* Exercise aim: Show, in full, each line of the data that contains "frame".

START Excerpted data

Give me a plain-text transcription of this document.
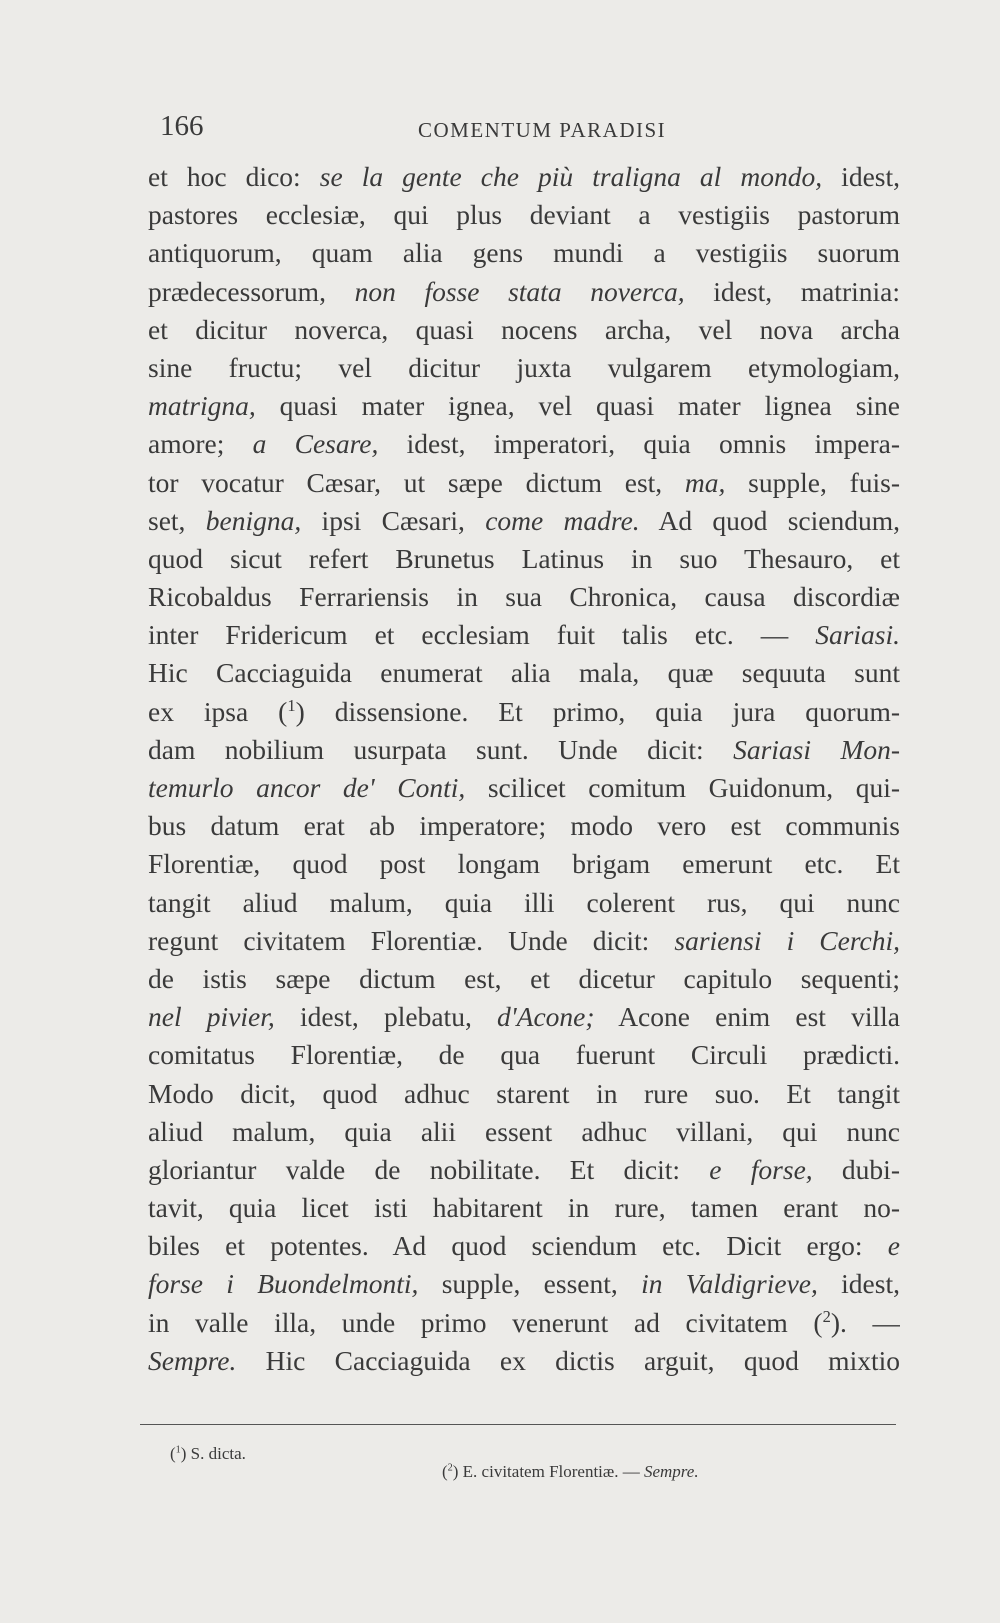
166	COMENTUM PARADISI
et hoc dico: se la gente che più traligna al mondo, idest,
pastores ecclesiæ, qui plus deviant a vestigiis pastorum
antiquorum, quam alia gens mundi a vestigiis suorum
prædecessorum, non fosse stata noverca, idest, matrinia:
et dicitur noverca, quasi nocens archa, vel nova archa
sine fructu; vel dicitur juxta vulgarem etymologiam,
matrigna, quasi mater ignea, vel quasi mater lignea sine
amore; a Cesare, idest, imperatori, quia omnis impera-
tor vocatur Cæsar, ut sæpe dictum est, ma, supple, fuis-
set, benigna, ipsi Cæsari, come madre. Ad quod sciendum,
quod sicut refert Brunetus Latinus in suo Thesauro, et
Ricobaldus Ferrariensis in sua Chronica, causa discordiæ
inter Fridericum et ecclesiam fuit talis etc. — Sariasi.
Hic Cacciaguida enumerat alia mala, quæ sequuta sunt
ex ipsa ($^1$) dissensione. Et primo, quia jura quorum-
dam nobilium usurpata sunt. Unde dicit: Sariasi Mon-
temurlo ancor de' Conti, scilicet comitum Guidonum, qui-
bus datum erat ab imperatore; modo vero est communis
Florentiæ, quod post longam brigam emerunt etc. Et
tangit aliud malum, quia illi colerent rus, qui nunc
regunt civitatem Florentiæ. Unde dicit: sariensi i Cerchi,
de istis sæpe dictum est, et dicetur capitulo sequenti;
nel pivier, idest, plebatu, d'Acone; Acone enim est villa
comitatus Florentiæ, de qua fuerunt Circuli prædicti.
Modo dicit, quod adhuc starent in rure suo. Et tangit
aliud malum, quia alii essent adhuc villani, qui nunc
gloriantur valde de nobilitate. Et dicit: e forse, dubi-
tavit, quia licet isti habitarent in rure, tamen erant no-
biles et potentes. Ad quod sciendum etc. Dicit ergo: e
forse i Buondelmonti, supple, essent, in Valdigrieve, idest,
in valle illa, unde primo venerunt ad civitatem ($^2$). —
Sempre. Hic Cacciaguida ex dictis arguit, quod mixtio
($^1$) S. dicta.
($^2$) E. civitatem Florentiæ. — Sempre.
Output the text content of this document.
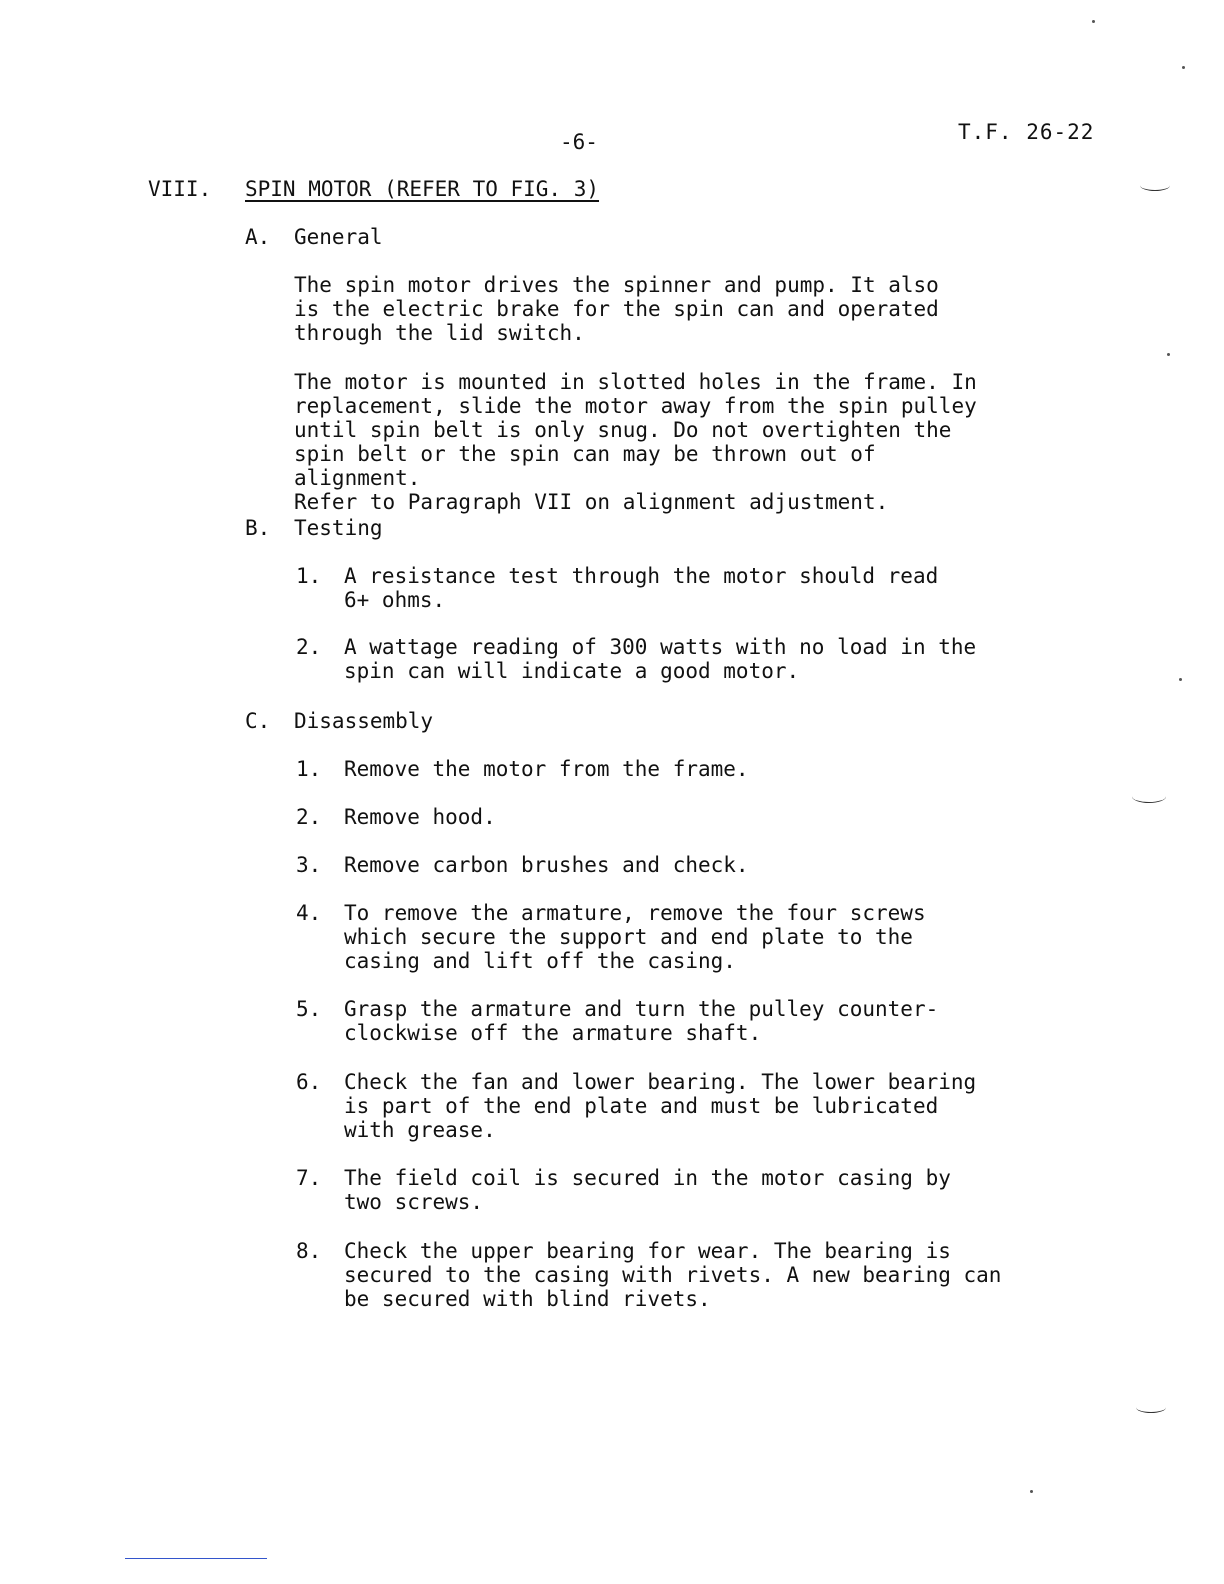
-6-	T.F. 26-22
VIII. SPIN MOTOR (REFER TO FIG. 3)
A. General

The spin motor drives the spinner and pump. It also
is the electric brake for the spin can and operated
through the lid switch.

The motor is mounted in slotted holes in the frame. In
replacement, slide the motor away from the spin pulley
until spin belt is only snug. Do not overtighten the
spin belt or the spin can may be thrown out of alignment.
Refer to Paragraph VII on alignment adjustment.

B. Testing
1. A resistance test through the motor should read
6+ ohms.

2. A wattage reading of 300 watts with no load in the
spin can will indicate a good motor.

C. Disassembly
1. Remove the motor from the frame.

2. Remove hood.

3. Remove carbon brushes and check.

4. To remove the armature, remove the four screws
which secure the support and end plate to the
casing and lift off the casing.

5. Grasp the armature and turn the pulley counter-
clockwise off the armature shaft.

6. Check the fan and lower bearing. The lower bearing
is part of the end plate and must be lubricated
with grease.

7. The field coil is secured in the motor casing by
two screws.

8. Check the upper bearing for wear. The bearing is
secured to the casing with rivets. A new bearing can
be secured with blind rivets.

END Excerpted data

* Written solution:
The motor is mounted in slotted holes in the frame. In
1. Remove the motor from the frame.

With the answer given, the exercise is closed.